_YOUR OBJECTIVE_
Go through the listing below and list every line with "iSpring".

━━━━

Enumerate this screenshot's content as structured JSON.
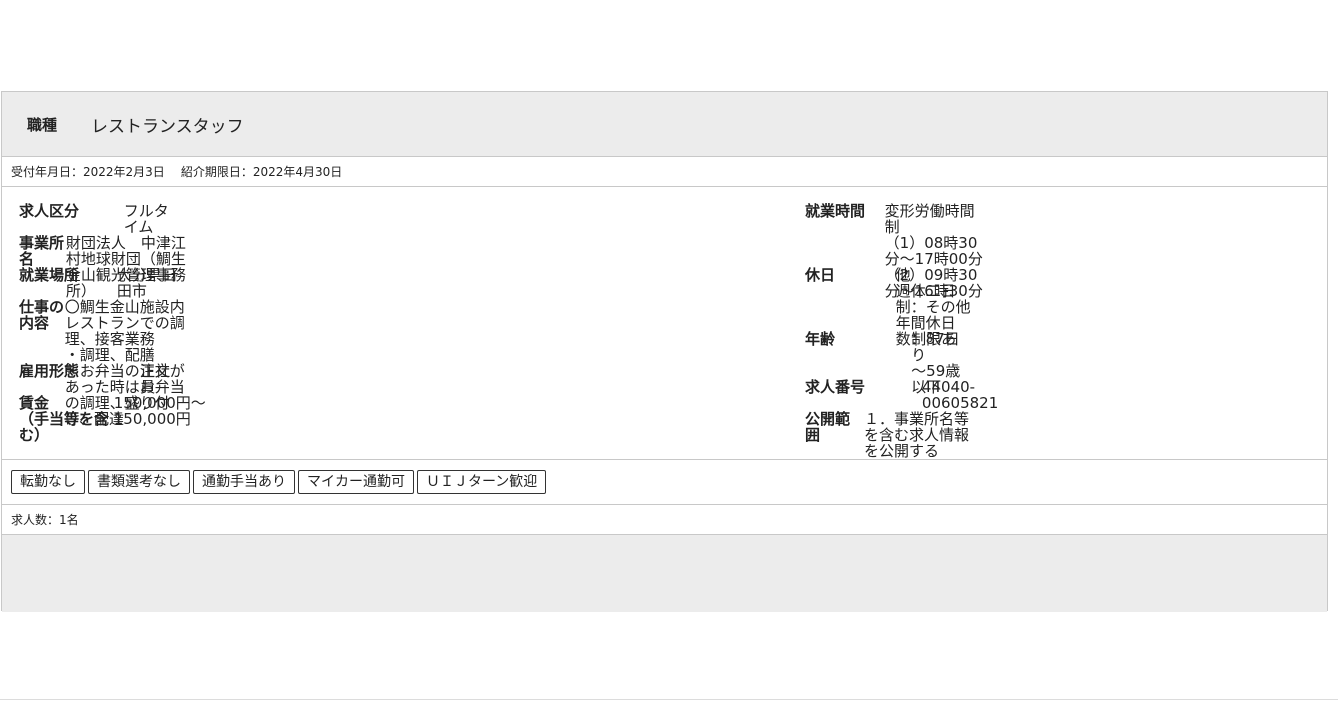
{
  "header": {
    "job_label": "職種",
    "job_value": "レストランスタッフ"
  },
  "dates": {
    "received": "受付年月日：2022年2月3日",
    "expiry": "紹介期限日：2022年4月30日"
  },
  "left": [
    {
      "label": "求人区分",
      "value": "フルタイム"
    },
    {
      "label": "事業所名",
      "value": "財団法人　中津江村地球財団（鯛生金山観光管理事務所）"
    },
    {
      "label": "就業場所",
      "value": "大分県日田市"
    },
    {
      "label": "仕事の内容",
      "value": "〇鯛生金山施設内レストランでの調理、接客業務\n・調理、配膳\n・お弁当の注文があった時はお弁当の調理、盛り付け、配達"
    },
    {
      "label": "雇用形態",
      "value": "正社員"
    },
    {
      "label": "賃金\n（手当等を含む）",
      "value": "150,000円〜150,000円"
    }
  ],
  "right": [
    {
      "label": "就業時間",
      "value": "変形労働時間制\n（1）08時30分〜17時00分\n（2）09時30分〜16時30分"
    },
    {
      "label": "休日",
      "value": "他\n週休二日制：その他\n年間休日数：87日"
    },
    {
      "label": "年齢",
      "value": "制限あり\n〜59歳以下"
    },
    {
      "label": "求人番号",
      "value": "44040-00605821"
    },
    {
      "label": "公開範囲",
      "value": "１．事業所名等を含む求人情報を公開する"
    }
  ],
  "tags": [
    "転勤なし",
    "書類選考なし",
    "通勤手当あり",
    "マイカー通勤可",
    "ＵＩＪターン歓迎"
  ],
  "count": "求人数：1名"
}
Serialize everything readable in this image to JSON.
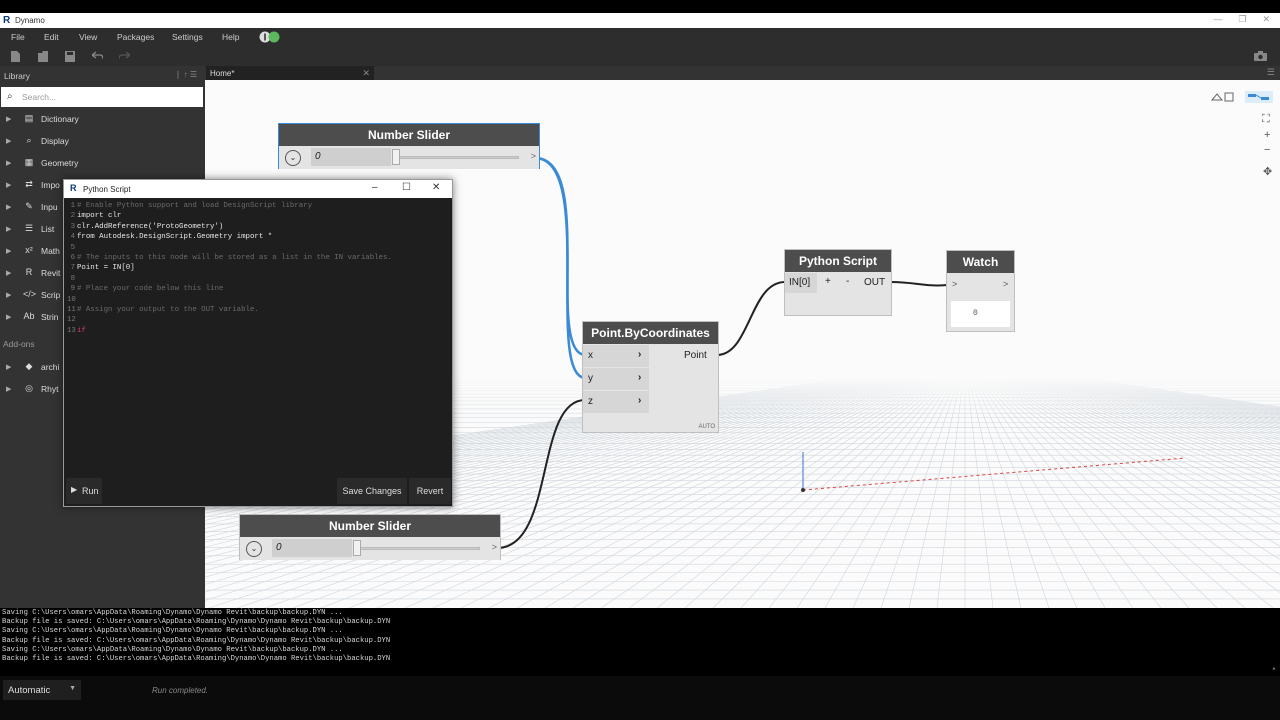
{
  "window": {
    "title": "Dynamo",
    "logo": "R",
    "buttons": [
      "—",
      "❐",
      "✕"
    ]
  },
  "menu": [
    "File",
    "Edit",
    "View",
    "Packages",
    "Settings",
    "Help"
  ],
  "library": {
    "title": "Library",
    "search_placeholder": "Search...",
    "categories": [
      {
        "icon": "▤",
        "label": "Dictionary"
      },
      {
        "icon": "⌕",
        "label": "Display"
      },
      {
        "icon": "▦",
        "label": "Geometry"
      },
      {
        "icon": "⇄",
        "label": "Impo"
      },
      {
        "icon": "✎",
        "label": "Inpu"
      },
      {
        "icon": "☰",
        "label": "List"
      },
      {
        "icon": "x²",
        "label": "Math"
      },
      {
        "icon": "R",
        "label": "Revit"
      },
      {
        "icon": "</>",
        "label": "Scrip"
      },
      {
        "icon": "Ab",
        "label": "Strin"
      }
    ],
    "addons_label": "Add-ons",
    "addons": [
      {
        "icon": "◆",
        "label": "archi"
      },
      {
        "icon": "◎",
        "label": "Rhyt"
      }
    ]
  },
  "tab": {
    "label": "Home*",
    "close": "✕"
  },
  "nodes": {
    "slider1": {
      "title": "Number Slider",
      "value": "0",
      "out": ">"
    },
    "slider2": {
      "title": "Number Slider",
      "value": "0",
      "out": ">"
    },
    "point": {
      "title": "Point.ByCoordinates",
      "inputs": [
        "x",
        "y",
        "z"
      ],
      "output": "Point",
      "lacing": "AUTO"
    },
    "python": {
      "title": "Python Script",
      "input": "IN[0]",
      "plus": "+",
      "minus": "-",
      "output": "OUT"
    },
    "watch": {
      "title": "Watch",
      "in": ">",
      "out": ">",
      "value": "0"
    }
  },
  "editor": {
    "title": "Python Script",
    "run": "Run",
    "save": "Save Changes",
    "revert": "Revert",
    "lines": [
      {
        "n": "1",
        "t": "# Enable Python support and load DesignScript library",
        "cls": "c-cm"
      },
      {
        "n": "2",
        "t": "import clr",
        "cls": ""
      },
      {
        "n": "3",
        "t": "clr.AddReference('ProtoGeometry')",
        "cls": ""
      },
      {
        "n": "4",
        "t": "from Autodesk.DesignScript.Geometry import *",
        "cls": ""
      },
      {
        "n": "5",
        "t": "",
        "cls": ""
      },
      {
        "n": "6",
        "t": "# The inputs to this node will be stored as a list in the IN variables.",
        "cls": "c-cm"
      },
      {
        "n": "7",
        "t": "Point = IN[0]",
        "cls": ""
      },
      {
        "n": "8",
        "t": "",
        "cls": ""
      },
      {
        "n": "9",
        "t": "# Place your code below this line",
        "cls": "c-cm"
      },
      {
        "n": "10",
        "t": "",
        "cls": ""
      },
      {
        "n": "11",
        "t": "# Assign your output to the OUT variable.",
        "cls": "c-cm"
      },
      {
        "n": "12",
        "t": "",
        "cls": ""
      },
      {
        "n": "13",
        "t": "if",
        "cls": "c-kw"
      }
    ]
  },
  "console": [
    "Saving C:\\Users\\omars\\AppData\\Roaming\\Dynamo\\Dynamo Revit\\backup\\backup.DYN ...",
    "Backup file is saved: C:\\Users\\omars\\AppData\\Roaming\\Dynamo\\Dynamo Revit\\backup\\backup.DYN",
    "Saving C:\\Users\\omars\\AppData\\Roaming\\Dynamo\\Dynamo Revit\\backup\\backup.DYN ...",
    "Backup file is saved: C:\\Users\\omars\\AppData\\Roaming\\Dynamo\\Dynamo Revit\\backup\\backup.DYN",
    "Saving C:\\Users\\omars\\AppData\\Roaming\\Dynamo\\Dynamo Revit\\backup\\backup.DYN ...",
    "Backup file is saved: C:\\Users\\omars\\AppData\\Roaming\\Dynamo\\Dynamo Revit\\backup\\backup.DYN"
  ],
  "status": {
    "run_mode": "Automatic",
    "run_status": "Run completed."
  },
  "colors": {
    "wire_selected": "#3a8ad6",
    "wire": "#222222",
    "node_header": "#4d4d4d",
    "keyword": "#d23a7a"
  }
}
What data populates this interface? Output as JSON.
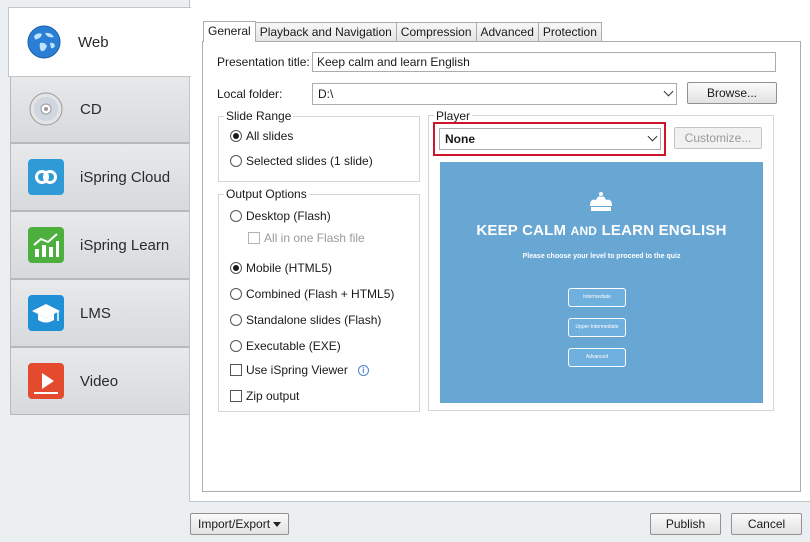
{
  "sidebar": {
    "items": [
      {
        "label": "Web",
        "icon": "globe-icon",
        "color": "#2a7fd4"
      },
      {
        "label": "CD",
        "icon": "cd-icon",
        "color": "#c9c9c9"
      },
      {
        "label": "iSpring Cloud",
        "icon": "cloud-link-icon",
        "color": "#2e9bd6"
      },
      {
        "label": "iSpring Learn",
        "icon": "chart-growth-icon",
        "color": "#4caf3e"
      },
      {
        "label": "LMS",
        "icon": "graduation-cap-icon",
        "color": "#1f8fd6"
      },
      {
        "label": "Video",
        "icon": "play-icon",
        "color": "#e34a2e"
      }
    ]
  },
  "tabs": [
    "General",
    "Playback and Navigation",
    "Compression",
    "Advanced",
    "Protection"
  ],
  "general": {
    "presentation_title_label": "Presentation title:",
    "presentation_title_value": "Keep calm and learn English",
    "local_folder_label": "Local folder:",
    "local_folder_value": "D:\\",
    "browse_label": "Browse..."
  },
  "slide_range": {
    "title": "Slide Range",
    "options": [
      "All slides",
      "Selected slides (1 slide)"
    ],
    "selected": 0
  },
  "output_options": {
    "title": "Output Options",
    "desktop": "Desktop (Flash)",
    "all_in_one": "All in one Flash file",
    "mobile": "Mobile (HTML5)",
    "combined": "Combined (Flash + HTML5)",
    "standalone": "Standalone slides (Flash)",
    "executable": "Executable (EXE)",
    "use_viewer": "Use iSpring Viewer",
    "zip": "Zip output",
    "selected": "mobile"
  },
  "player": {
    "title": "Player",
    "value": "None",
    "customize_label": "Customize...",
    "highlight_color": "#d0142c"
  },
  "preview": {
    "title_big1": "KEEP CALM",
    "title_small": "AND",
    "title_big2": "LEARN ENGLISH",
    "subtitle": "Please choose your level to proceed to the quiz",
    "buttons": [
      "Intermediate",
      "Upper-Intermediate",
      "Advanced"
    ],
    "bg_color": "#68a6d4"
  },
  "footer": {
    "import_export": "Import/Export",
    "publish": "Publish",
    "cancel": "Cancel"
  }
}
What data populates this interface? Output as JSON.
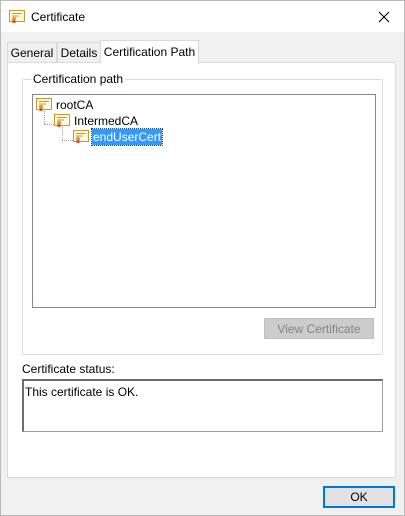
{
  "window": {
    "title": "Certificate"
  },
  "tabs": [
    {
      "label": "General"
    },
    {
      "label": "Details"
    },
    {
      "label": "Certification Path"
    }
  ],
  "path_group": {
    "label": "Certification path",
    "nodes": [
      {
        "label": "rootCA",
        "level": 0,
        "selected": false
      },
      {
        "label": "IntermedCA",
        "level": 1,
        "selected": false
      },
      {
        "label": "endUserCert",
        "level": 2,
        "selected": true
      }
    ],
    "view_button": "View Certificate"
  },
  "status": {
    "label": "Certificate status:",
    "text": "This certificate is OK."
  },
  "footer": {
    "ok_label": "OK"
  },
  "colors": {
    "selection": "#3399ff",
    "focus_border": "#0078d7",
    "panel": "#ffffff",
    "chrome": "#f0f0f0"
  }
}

━━━━

_EXPECTED ANSWER_
        "label": "iSpring Cloud",
        "label": "iSpring Learn",
    "use_viewer": "Use iSpring Viewer",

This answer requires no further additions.